■ Problem to work on: Your task is to give the listing below back word for word, pictures excluded.

======

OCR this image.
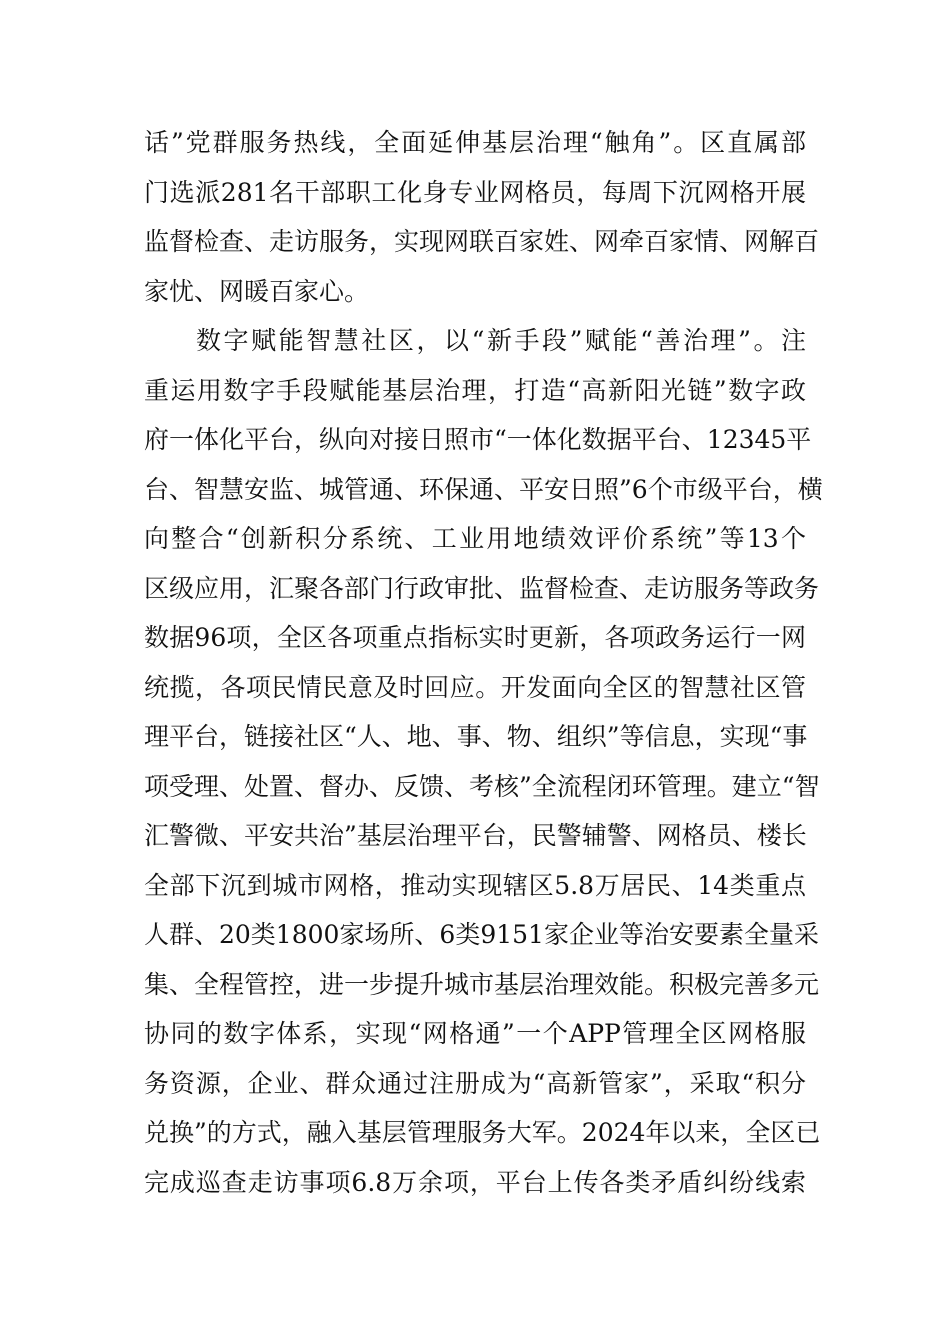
话”党群服务热线，全面延伸基层治理“触角”。区直属部
门选派281名干部职工化身专业网格员，每周下沉网格开展
监督检查、走访服务，实现网联百家姓、网牵百家情、网解百
家忧、网暖百家心。
数字赋能智慧社区，以“新手段”赋能“善治理”。注
重运用数字手段赋能基层治理，打造“高新阳光链”数字政
府一体化平台，纵向对接日照市“一体化数据平台、12345平
台、智慧安监、城管通、环保通、平安日照”6个市级平台，横
向整合“创新积分系统、工业用地绩效评价系统”等13个
区级应用，汇聚各部门行政审批、监督检查、走访服务等政务
数据96项，全区各项重点指标实时更新，各项政务运行一网
统揽，各项民情民意及时回应。开发面向全区的智慧社区管
理平台，链接社区“人、地、事、物、组织”等信息，实现“事
项受理、处置、督办、反馈、考核”全流程闭环管理。建立“智
汇警微、平安共治”基层治理平台，民警辅警、网格员、楼长
全部下沉到城市网格，推动实现辖区5.8万居民、14类重点
人群、20类1800家场所、6类9151家企业等治安要素全量采
集、全程管控，进一步提升城市基层治理效能。积极完善多元
协同的数字体系，实现“网格通”一个APP管理全区网格服
务资源，企业、群众通过注册成为“高新管家”，采取“积分
兑换”的方式，融入基层管理服务大军。2024年以来，全区已
完成巡查走访事项6.8万余项，平台上传各类矛盾纠纷线索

======

■ Solution below:
OCR this image.
话”党群服务热线，全面延伸基层治理“触角”。区直属部
门选派281名干部职工化身专业网格员，每周下沉网格开展
监督检查、走访服务，实现网联百家姓、网牵百家情、网解百
家忧、网暖百家心。
数字赋能智慧社区，以“新手段”赋能“善治理”。注
重运用数字手段赋能基层治理，打造“高新阳光链”数字政
府一体化平台，纵向对接日照市“一体化数据平台、12345平
台、智慧安监、城管通、环保通、平安日照”6个市级平台，横
向整合“创新积分系统、工业用地绩效评价系统”等13个
区级应用，汇聚各部门行政审批、监督检查、走访服务等政务
数据96项，全区各项重点指标实时更新，各项政务运行一网
统揽，各项民情民意及时回应。开发面向全区的智慧社区管
理平台，链接社区“人、地、事、物、组织”等信息，实现“事
项受理、处置、督办、反馈、考核”全流程闭环管理。建立“智
汇警微、平安共治”基层治理平台，民警辅警、网格员、楼长
全部下沉到城市网格，推动实现辖区5.8万居民、14类重点
人群、20类1800家场所、6类9151家企业等治安要素全量采
集、全程管控，进一步提升城市基层治理效能。积极完善多元
协同的数字体系，实现“网格通”一个APP管理全区网格服
务资源，企业、群众通过注册成为“高新管家”，采取“积分
兑换”的方式，融入基层管理服务大军。2024年以来，全区已
完成巡查走访事项6.8万余项，平台上传各类矛盾纠纷线索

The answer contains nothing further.